Your instructions: Restate the whole listing word for word. Pictures are left out.

Records excerpted from a collection:
=======

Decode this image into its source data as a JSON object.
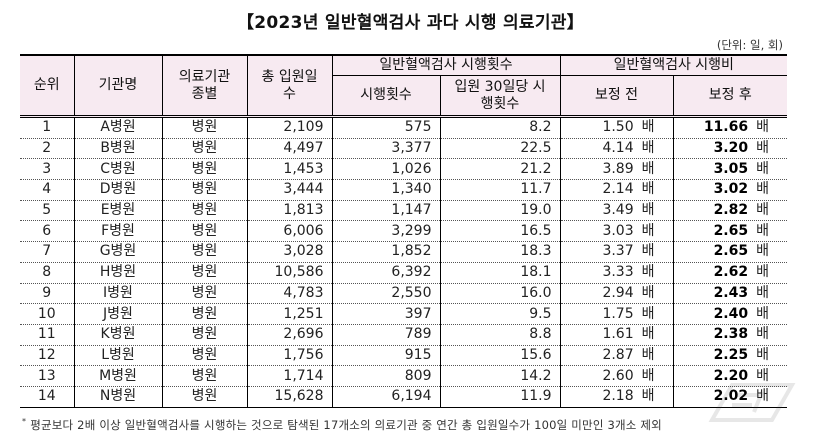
{
  "title": "【2023년 일반혈액검사 과다 시행 의료기관】",
  "unit": "(단위: 일, 회)",
  "table": {
    "headers": {
      "rank": "순위",
      "name": "기관명",
      "type": "의료기관 종별",
      "total_days": "총 입원일수",
      "group_count": "일반혈액검사 시행횟수",
      "count": "시행횟수",
      "per30": "입원 30일당 시행횟수",
      "group_cost": "일반혈액검사 시행비",
      "before": "보정 전",
      "after": "보정 후"
    },
    "ratio_unit": "배",
    "rows": [
      {
        "rank": "1",
        "name": "A병원",
        "type": "병원",
        "total_days": "2,109",
        "count": "575",
        "per30": "8.2",
        "before": "1.50",
        "after": "11.66"
      },
      {
        "rank": "2",
        "name": "B병원",
        "type": "병원",
        "total_days": "4,497",
        "count": "3,377",
        "per30": "22.5",
        "before": "4.14",
        "after": "3.20"
      },
      {
        "rank": "3",
        "name": "C병원",
        "type": "병원",
        "total_days": "1,453",
        "count": "1,026",
        "per30": "21.2",
        "before": "3.89",
        "after": "3.05"
      },
      {
        "rank": "4",
        "name": "D병원",
        "type": "병원",
        "total_days": "3,444",
        "count": "1,340",
        "per30": "11.7",
        "before": "2.14",
        "after": "3.02"
      },
      {
        "rank": "5",
        "name": "E병원",
        "type": "병원",
        "total_days": "1,813",
        "count": "1,147",
        "per30": "19.0",
        "before": "3.49",
        "after": "2.82"
      },
      {
        "rank": "6",
        "name": "F병원",
        "type": "병원",
        "total_days": "6,006",
        "count": "3,299",
        "per30": "16.5",
        "before": "3.03",
        "after": "2.65"
      },
      {
        "rank": "7",
        "name": "G병원",
        "type": "병원",
        "total_days": "3,028",
        "count": "1,852",
        "per30": "18.3",
        "before": "3.37",
        "after": "2.65"
      },
      {
        "rank": "8",
        "name": "H병원",
        "type": "병원",
        "total_days": "10,586",
        "count": "6,392",
        "per30": "18.1",
        "before": "3.33",
        "after": "2.62"
      },
      {
        "rank": "9",
        "name": "I병원",
        "type": "병원",
        "total_days": "4,783",
        "count": "2,550",
        "per30": "16.0",
        "before": "2.94",
        "after": "2.43"
      },
      {
        "rank": "10",
        "name": "J병원",
        "type": "병원",
        "total_days": "1,251",
        "count": "397",
        "per30": "9.5",
        "before": "1.75",
        "after": "2.40"
      },
      {
        "rank": "11",
        "name": "K병원",
        "type": "병원",
        "total_days": "2,696",
        "count": "789",
        "per30": "8.8",
        "before": "1.61",
        "after": "2.38"
      },
      {
        "rank": "12",
        "name": "L병원",
        "type": "병원",
        "total_days": "1,756",
        "count": "915",
        "per30": "15.6",
        "before": "2.87",
        "after": "2.25"
      },
      {
        "rank": "13",
        "name": "M병원",
        "type": "병원",
        "total_days": "1,714",
        "count": "809",
        "per30": "14.2",
        "before": "2.60",
        "after": "2.20"
      },
      {
        "rank": "14",
        "name": "N병원",
        "type": "병원",
        "total_days": "15,628",
        "count": "6,194",
        "per30": "11.9",
        "before": "2.18",
        "after": "2.02"
      }
    ]
  },
  "footnote": {
    "marker": "*",
    "text": "평균보다 2배 이상 일반혈액검사를 시행하는 것으로 탐색된 17개소의 의료기관 중 연간 총 입원일수가 100일 미만인 3개소 제외"
  },
  "colors": {
    "header_bg": "#F7EAF1",
    "border": "#000000"
  }
}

=======

Finished task:
Decode this image into its source data as a JSON object.
{
  "title": "【2023년 일반혈액검사 과다 시행 의료기관】",
  "unit": "(단위: 일, 회)",
  "table": {
    "headers": {
      "rank": "순위",
      "name": "기관명",
      "type": "의료기관 종별",
      "total_days": "총 입원일수",
      "group_count": "일반혈액검사 시행횟수",
      "count": "시행횟수",
      "per30": "입원 30일당 시행횟수",
      "group_cost": "일반혈액검사 시행비",
      "before": "보정 전",
      "after": "보정 후"
    },
    "ratio_unit": "배",
    "rows": [
      {
        "rank": "1",
        "name": "A병원",
        "type": "병원",
        "total_days": "2,109",
        "count": "575",
        "per30": "8.2",
        "before": "1.50",
        "after": "11.66"
      },
      {
        "rank": "2",
        "name": "B병원",
        "type": "병원",
        "total_days": "4,497",
        "count": "3,377",
        "per30": "22.5",
        "before": "4.14",
        "after": "3.20"
      },
      {
        "rank": "3",
        "name": "C병원",
        "type": "병원",
        "total_days": "1,453",
        "count": "1,026",
        "per30": "21.2",
        "before": "3.89",
        "after": "3.05"
      },
      {
        "rank": "4",
        "name": "D병원",
        "type": "병원",
        "total_days": "3,444",
        "count": "1,340",
        "per30": "11.7",
        "before": "2.14",
        "after": "3.02"
      },
      {
        "rank": "5",
        "name": "E병원",
        "type": "병원",
        "total_days": "1,813",
        "count": "1,147",
        "per30": "19.0",
        "before": "3.49",
        "after": "2.82"
      },
      {
        "rank": "6",
        "name": "F병원",
        "type": "병원",
        "total_days": "6,006",
        "count": "3,299",
        "per30": "16.5",
        "before": "3.03",
        "after": "2.65"
      },
      {
        "rank": "7",
        "name": "G병원",
        "type": "병원",
        "total_days": "3,028",
        "count": "1,852",
        "per30": "18.3",
        "before": "3.37",
        "after": "2.65"
      },
      {
        "rank": "8",
        "name": "H병원",
        "type": "병원",
        "total_days": "10,586",
        "count": "6,392",
        "per30": "18.1",
        "before": "3.33",
        "after": "2.62"
      },
      {
        "rank": "9",
        "name": "I병원",
        "type": "병원",
        "total_days": "4,783",
        "count": "2,550",
        "per30": "16.0",
        "before": "2.94",
        "after": "2.43"
      },
      {
        "rank": "10",
        "name": "J병원",
        "type": "병원",
        "total_days": "1,251",
        "count": "397",
        "per30": "9.5",
        "before": "1.75",
        "after": "2.40"
      },
      {
        "rank": "11",
        "name": "K병원",
        "type": "병원",
        "total_days": "2,696",
        "count": "789",
        "per30": "8.8",
        "before": "1.61",
        "after": "2.38"
      },
      {
        "rank": "12",
        "name": "L병원",
        "type": "병원",
        "total_days": "1,756",
        "count": "915",
        "per30": "15.6",
        "before": "2.87",
        "after": "2.25"
      },
      {
        "rank": "13",
        "name": "M병원",
        "type": "병원",
        "total_days": "1,714",
        "count": "809",
        "per30": "14.2",
        "before": "2.60",
        "after": "2.20"
      },
      {
        "rank": "14",
        "name": "N병원",
        "type": "병원",
        "total_days": "15,628",
        "count": "6,194",
        "per30": "11.9",
        "before": "2.18",
        "after": "2.02"
      }
    ]
  },
  "footnote": {
    "marker": "*",
    "text": "평균보다 2배 이상 일반혈액검사를 시행하는 것으로 탐색된 17개소의 의료기관 중 연간 총 입원일수가 100일 미만인 3개소 제외"
  },
  "colors": {
    "header_bg": "#F7EAF1",
    "border": "#000000"
  }
}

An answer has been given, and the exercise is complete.